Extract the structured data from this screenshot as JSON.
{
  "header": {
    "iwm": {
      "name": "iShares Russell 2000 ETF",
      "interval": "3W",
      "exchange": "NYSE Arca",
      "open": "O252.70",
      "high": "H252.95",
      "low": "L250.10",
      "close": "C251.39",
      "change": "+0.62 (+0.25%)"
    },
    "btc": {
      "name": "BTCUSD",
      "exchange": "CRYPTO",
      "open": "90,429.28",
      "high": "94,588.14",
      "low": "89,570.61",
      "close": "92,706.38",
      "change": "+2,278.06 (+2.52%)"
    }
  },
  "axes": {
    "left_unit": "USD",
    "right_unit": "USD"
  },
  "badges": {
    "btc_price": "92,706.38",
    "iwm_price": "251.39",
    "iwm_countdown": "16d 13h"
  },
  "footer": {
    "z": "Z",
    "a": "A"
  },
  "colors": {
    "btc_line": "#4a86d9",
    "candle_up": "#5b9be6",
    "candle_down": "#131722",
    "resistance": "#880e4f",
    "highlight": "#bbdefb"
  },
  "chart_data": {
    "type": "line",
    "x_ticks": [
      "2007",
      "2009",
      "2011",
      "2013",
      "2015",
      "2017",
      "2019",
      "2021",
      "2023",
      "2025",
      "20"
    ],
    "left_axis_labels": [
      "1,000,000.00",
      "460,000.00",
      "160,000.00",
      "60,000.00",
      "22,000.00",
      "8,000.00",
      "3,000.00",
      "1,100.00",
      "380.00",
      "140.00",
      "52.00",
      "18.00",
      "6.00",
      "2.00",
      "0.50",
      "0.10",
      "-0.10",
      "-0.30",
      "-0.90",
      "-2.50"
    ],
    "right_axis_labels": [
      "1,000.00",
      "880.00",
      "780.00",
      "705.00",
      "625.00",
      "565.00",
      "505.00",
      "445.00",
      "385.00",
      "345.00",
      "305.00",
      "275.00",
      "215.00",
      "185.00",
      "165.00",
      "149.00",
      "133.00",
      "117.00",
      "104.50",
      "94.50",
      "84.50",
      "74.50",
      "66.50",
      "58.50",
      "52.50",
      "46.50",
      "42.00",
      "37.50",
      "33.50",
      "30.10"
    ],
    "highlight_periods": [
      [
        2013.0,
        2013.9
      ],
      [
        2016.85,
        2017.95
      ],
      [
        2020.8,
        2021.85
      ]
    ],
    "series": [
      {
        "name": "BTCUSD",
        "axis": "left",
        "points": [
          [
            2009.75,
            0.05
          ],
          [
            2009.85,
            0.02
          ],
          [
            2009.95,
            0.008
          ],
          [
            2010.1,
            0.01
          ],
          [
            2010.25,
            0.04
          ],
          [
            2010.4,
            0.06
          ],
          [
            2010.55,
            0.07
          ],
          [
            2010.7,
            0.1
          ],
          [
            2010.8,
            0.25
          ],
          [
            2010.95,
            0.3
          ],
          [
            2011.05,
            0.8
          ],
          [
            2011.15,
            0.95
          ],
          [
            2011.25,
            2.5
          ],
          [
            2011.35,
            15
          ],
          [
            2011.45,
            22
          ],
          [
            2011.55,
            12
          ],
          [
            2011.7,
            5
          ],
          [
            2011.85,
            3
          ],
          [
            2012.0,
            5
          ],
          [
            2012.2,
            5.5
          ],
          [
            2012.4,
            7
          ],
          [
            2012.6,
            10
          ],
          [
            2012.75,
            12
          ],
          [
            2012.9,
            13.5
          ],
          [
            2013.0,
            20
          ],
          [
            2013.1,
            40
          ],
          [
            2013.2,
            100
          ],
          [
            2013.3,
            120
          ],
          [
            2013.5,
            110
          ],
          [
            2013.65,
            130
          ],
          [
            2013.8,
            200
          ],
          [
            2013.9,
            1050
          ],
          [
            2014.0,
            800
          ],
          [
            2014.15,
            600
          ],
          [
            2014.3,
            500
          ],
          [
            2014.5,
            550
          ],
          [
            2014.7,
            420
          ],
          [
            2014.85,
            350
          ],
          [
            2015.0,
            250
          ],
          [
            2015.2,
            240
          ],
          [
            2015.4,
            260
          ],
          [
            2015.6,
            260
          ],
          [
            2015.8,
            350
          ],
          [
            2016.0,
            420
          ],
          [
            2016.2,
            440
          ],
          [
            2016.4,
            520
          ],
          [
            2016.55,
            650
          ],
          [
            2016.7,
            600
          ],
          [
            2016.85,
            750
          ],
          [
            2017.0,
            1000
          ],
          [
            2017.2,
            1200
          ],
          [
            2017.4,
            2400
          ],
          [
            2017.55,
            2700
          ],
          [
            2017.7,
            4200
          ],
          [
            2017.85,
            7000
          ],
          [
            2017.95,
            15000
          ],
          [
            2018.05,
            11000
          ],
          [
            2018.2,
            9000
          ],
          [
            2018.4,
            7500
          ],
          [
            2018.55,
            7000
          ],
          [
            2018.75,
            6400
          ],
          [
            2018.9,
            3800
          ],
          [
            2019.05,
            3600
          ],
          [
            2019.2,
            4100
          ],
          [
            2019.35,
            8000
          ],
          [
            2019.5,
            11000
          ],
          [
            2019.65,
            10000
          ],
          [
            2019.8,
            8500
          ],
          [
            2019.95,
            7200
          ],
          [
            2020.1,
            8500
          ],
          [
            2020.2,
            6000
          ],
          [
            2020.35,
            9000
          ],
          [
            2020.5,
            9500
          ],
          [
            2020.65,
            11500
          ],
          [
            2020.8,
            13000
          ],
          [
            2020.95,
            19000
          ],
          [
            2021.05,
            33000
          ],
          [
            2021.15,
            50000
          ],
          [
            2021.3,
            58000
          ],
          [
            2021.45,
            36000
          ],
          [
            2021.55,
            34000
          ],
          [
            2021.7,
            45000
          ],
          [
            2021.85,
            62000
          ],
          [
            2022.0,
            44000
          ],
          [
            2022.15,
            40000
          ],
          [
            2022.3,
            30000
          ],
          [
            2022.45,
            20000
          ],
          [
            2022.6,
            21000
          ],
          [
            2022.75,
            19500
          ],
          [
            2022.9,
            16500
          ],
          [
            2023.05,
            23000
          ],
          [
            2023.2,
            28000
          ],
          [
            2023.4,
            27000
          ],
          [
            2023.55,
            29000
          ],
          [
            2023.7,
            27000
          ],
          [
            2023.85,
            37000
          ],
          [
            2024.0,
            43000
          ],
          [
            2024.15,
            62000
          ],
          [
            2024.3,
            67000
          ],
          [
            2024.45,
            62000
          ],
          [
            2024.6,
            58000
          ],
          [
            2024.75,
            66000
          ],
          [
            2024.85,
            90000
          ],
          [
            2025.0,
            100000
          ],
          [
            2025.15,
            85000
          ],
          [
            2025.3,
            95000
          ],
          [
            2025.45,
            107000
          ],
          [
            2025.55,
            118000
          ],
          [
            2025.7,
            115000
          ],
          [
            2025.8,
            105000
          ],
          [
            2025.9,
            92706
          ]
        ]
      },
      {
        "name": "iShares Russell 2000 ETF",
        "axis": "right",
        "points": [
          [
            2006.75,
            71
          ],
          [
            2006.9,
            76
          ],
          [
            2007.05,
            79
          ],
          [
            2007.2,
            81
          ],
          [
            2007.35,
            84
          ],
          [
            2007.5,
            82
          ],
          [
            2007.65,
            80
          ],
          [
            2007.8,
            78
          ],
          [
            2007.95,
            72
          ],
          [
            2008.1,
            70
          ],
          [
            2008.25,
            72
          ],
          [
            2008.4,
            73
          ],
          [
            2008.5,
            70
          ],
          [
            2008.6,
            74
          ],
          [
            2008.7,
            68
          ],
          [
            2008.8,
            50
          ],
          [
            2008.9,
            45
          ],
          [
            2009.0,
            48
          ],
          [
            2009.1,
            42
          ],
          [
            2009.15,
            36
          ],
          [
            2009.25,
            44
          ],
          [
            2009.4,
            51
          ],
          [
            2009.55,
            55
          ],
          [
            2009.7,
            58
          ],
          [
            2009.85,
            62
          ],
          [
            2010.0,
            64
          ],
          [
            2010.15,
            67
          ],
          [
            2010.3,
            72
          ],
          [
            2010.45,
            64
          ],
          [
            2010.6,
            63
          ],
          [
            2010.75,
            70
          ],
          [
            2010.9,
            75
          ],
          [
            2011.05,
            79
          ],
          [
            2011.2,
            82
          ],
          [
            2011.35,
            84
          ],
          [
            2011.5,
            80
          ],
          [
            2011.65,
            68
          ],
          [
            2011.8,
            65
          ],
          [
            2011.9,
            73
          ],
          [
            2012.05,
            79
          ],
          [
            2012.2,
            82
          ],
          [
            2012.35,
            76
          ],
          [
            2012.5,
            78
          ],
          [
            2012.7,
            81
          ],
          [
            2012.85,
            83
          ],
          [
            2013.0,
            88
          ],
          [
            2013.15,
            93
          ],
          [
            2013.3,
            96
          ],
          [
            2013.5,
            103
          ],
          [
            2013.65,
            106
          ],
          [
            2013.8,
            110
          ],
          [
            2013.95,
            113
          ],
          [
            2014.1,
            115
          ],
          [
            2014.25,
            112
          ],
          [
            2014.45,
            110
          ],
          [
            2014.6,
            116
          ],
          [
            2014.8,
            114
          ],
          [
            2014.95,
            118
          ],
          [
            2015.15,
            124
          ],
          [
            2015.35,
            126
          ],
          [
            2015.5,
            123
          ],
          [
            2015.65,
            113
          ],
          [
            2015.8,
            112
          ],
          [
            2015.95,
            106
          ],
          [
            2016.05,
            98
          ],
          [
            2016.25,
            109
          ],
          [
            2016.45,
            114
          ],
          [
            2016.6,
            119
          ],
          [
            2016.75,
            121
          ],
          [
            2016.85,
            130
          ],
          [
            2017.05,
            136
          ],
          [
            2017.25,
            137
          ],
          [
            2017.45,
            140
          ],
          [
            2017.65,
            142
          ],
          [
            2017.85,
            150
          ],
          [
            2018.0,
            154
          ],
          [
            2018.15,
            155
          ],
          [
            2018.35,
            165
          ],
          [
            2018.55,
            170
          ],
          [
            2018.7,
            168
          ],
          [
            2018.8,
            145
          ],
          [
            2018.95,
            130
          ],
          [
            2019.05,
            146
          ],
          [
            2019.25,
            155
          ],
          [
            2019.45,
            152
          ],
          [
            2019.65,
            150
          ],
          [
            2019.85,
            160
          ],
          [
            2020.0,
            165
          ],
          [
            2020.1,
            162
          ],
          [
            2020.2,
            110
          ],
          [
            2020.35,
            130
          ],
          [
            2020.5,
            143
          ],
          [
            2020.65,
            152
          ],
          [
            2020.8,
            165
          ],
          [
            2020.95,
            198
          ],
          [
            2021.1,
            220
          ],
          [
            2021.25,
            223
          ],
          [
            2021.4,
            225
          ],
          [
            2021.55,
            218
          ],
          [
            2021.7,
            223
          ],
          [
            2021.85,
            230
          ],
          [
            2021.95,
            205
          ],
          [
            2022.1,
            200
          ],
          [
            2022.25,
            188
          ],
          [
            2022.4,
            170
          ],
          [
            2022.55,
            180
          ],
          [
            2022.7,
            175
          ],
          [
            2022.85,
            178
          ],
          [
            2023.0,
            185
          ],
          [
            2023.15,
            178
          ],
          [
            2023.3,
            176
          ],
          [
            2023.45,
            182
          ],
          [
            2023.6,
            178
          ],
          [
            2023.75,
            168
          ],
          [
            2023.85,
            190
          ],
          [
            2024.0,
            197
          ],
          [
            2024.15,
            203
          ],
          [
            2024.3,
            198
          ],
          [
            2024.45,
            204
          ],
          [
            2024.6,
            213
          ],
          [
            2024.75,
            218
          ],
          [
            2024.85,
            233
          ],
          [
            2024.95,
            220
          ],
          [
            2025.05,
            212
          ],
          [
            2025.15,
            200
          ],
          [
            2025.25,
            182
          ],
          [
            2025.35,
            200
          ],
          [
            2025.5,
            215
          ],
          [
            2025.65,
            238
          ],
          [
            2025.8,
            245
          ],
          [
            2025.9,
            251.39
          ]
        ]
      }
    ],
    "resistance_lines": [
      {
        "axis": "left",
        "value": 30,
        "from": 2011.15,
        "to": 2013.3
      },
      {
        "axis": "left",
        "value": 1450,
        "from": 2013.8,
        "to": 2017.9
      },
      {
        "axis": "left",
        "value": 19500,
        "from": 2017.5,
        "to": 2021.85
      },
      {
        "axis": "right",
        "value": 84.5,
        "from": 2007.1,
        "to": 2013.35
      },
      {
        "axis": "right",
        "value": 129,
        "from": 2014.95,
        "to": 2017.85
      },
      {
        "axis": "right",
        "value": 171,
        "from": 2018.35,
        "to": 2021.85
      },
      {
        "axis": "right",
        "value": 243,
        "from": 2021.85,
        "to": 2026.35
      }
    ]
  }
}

--------------------

● Direction
Read through the data and copy every line where "from" shows up.

● Written answer
Extract the structured data from this screenshot as JSON.
        "from": 2011.15,
        "from": 2013.8,
        "from": 2017.5,
        "from": 2007.1,
        "from": 2014.95,
        "from": 2018.35,
        "from": 2021.85,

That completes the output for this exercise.